When you specify a peak found ratio of 0.8, transitions will be deleted from the document if a peak was not found for those transitions in at least 80% of the replicates.
What it means for a transition peak to be "found" depends on whether or not the menu item "Settings > Integrate All" is checked.
If "Integrate All" is not checked, then a peak will be considered "not found" if its apex is not within a quarter of the full peak width from the apexes of the other transitions under that precursor.
If "Integrate All" is checked, the a peak will be considered "found" unless the chromatogram is completely flat across the area being integrated.
In the Refine dialog, if you hover the mouse over the textboxes, you should see a tooltip which describes what the setting does. For "Max Transition Peak Rank", the tooltip says:
All transitions with an average area peak ranking
greater than this number will be removed from the
What that tooltip means is that for each Precursor in the document, Skyline sorts the transitions by the average transition peak area across all of the replicates. Any transitions after the Nth element in that sorted list for that precursor gets deleted from the document.
Let me know if any of the other settings are not clear. I am not sure whether we have a document anywhere that describes what all those settings do.
Thanks for the quick response! However, I don't quite understand how this can be the definition of 'min peak found ratio' as the setting doesn't remove transitions but removes entire peptides. When I change to this setting and select 'replicate inclusion' -> 'best', it seems as if all peptides (with the best result, either dotP or idotP) with <80% transitions found are removed from the document. Isn't this the meaning of the setting?
I am interested in finding a setting that allows me to remove all transitions/peaks that are not found (in a specified replicate) when 'integrate all' is NOT checked. I have tried different options in the document grid but this only allows me to delete transitions that are completely flat across the peak in the chromatogram when I filter on a specific replicate. Can you help me with this?

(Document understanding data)
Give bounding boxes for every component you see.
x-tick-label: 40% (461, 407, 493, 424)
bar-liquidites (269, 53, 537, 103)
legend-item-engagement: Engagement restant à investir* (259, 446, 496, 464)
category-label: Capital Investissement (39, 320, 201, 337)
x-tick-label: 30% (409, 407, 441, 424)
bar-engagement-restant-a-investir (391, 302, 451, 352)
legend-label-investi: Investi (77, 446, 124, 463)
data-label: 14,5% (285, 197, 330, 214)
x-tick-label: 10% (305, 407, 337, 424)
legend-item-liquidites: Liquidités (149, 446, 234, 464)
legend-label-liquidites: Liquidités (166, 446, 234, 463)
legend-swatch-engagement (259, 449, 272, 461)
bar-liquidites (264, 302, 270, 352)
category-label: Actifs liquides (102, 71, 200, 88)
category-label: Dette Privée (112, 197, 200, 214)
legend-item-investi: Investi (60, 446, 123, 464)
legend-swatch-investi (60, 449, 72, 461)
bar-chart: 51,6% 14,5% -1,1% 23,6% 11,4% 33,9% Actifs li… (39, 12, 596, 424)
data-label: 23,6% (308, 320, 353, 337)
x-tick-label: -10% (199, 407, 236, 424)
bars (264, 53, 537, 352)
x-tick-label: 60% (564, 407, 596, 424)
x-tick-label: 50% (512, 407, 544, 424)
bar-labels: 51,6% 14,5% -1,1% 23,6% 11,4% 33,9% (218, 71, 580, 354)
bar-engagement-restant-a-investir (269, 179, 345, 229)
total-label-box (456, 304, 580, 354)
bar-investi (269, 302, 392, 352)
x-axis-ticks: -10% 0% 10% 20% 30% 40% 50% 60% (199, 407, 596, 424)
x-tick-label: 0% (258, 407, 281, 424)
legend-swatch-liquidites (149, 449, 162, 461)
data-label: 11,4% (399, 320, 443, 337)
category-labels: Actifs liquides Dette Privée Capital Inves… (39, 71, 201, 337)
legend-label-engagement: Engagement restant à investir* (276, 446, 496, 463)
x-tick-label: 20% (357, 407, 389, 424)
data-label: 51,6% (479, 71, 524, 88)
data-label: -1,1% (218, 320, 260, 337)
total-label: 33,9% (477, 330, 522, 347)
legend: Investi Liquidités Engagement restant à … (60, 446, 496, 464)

#### Exercise directions:
In the Skyline forum thread, when "Integrate All" is checked, under what condition is a peak still considered not found?

#### Answer section:
When the chromatogram is completely flat across the area being integrated.